> **Written exercise**: Without omitting anything, retype the data that follows.

+---+

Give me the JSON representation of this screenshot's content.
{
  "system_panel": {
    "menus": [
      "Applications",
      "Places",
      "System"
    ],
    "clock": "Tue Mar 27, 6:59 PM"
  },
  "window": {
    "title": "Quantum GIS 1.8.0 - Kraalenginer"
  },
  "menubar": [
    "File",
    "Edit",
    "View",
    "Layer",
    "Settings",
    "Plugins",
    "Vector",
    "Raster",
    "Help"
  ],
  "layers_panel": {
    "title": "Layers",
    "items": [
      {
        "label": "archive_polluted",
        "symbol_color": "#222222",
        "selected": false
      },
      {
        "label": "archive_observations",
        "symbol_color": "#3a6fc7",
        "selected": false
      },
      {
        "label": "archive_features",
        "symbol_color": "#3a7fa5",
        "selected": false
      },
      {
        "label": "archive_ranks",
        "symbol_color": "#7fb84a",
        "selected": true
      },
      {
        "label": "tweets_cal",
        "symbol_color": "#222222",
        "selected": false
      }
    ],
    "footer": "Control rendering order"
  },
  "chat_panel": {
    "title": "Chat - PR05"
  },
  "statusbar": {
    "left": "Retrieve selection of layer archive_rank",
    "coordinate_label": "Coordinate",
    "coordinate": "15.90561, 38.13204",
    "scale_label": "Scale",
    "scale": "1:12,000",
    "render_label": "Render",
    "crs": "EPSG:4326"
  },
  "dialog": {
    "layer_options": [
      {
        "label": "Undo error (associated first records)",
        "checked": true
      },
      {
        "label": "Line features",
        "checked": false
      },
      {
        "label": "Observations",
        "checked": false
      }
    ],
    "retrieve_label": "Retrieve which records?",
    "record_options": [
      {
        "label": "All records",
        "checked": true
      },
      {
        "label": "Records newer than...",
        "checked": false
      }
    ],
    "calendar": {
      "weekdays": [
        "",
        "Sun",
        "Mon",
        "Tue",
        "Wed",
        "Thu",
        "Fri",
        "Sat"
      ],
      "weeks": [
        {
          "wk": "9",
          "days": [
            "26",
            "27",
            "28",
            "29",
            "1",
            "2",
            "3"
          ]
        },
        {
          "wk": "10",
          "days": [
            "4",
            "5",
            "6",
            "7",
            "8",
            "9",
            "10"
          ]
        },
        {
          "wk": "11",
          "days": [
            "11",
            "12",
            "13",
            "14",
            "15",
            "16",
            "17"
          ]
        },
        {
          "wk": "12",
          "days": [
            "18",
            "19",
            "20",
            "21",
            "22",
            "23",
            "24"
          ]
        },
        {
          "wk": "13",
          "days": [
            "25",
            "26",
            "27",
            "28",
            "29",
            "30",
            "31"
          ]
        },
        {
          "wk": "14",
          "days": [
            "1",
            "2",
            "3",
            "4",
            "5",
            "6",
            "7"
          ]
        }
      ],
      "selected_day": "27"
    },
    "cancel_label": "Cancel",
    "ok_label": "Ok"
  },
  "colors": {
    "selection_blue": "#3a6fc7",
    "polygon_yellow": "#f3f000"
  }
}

+---+

> **Reply**:
Give me the JSON representation of this screenshot's content.
{
  "system_panel": {
    "menus": [
      "Applications",
      "Places",
      "System"
    ],
    "clock": "Tue Mar 27, 6:59 PM"
  },
  "window": {
    "title": "Quantum GIS 1.8.0 - Kraalenginer"
  },
  "menubar": [
    "File",
    "Edit",
    "View",
    "Layer",
    "Settings",
    "Plugins",
    "Vector",
    "Raster",
    "Help"
  ],
  "layers_panel": {
    "title": "Layers",
    "items": [
      {
        "label": "archive_polluted",
        "symbol_color": "#222222",
        "selected": false
      },
      {
        "label": "archive_observations",
        "symbol_color": "#3a6fc7",
        "selected": false
      },
      {
        "label": "archive_features",
        "symbol_color": "#3a7fa5",
        "selected": false
      },
      {
        "label": "archive_ranks",
        "symbol_color": "#7fb84a",
        "selected": true
      },
      {
        "label": "tweets_cal",
        "symbol_color": "#222222",
        "selected": false
      }
    ],
    "footer": "Control rendering order"
  },
  "chat_panel": {
    "title": "Chat - PR05"
  },
  "statusbar": {
    "left": "Retrieve selection of layer archive_rank",
    "coordinate_label": "Coordinate",
    "coordinate": "15.90561, 38.13204",
    "scale_label": "Scale",
    "scale": "1:12,000",
    "render_label": "Render",
    "crs": "EPSG:4326"
  },
  "dialog": {
    "layer_options": [
      {
        "label": "Undo error (associated first records)",
        "checked": true
      },
      {
        "label": "Line features",
        "checked": false
      },
      {
        "label": "Observations",
        "checked": false
      }
    ],
    "retrieve_label": "Retrieve which records?",
    "record_options": [
      {
        "label": "All records",
        "checked": true
      },
      {
        "label": "Records newer than...",
        "checked": false
      }
    ],
    "calendar": {
      "weekdays": [
        "",
        "Sun",
        "Mon",
        "Tue",
        "Wed",
        "Thu",
        "Fri",
        "Sat"
      ],
      "weeks": [
        {
          "wk": "9",
          "days": [
            "26",
            "27",
            "28",
            "29",
            "1",
            "2",
            "3"
          ]
        },
        {
          "wk": "10",
          "days": [
            "4",
            "5",
            "6",
            "7",
            "8",
            "9",
            "10"
          ]
        },
        {
          "wk": "11",
          "days": [
            "11",
            "12",
            "13",
            "14",
            "15",
            "16",
            "17"
          ]
        },
        {
          "wk": "12",
          "days": [
            "18",
            "19",
            "20",
            "21",
            "22",
            "23",
            "24"
          ]
        },
        {
          "wk": "13",
          "days": [
            "25",
            "26",
            "27",
            "28",
            "29",
            "30",
            "31"
          ]
        },
        {
          "wk": "14",
          "days": [
            "1",
            "2",
            "3",
            "4",
            "5",
            "6",
            "7"
          ]
        }
      ],
      "selected_day": "27"
    },
    "cancel_label": "Cancel",
    "ok_label": "Ok"
  },
  "colors": {
    "selection_blue": "#3a6fc7",
    "polygon_yellow": "#f3f000"
  }
}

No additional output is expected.